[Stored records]
◇ ◇ ◇ ◇
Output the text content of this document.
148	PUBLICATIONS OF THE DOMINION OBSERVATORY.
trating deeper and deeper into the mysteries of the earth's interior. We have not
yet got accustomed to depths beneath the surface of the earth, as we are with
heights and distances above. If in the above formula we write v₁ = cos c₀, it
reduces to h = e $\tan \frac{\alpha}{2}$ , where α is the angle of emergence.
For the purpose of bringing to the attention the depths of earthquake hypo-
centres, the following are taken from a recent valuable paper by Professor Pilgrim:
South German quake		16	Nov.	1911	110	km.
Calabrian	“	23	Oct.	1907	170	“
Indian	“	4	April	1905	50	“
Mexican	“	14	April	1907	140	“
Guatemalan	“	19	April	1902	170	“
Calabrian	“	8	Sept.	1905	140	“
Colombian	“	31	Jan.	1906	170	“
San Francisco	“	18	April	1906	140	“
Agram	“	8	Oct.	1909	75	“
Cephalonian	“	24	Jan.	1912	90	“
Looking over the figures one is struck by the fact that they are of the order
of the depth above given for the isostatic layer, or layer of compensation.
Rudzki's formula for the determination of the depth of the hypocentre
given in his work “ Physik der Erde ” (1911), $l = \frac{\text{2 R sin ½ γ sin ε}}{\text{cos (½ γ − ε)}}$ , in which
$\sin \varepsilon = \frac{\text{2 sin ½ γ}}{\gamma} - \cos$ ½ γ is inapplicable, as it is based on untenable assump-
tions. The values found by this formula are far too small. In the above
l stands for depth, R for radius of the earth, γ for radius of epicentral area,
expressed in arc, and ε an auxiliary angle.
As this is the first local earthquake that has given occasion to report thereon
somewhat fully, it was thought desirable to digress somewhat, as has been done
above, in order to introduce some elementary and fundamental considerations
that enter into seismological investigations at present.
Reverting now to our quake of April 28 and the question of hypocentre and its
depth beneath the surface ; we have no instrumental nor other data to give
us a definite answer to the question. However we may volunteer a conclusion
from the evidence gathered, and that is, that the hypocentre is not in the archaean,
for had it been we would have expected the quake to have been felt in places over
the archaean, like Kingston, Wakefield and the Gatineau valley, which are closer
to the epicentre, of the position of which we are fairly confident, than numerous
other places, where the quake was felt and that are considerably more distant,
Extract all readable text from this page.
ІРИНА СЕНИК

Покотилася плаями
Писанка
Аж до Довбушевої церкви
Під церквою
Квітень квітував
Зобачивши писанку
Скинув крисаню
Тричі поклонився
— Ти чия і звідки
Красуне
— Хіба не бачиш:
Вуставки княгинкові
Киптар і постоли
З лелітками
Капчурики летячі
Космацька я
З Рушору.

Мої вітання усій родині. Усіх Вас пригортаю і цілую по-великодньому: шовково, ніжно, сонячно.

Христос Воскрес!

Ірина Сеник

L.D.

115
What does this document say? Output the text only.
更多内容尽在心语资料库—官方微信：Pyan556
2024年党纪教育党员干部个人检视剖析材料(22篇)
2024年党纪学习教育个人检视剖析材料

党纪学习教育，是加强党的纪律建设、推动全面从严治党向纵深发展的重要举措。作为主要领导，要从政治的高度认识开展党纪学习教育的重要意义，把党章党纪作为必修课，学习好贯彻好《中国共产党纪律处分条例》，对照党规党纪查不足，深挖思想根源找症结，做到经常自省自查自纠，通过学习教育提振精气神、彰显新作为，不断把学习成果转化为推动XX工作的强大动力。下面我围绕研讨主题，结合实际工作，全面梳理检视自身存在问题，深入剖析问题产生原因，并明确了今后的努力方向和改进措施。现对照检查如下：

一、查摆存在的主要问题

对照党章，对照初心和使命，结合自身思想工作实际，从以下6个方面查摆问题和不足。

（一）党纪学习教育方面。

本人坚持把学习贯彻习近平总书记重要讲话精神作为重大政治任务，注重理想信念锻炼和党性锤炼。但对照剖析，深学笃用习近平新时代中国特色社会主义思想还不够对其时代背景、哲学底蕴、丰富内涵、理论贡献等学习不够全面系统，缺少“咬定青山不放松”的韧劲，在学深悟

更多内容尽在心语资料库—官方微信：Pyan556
◇ ◇ ◇ ◇
What to work on: Find the number of lines in which the word "formula" occurs, and write nothing but that number.

Solution to the problem: 3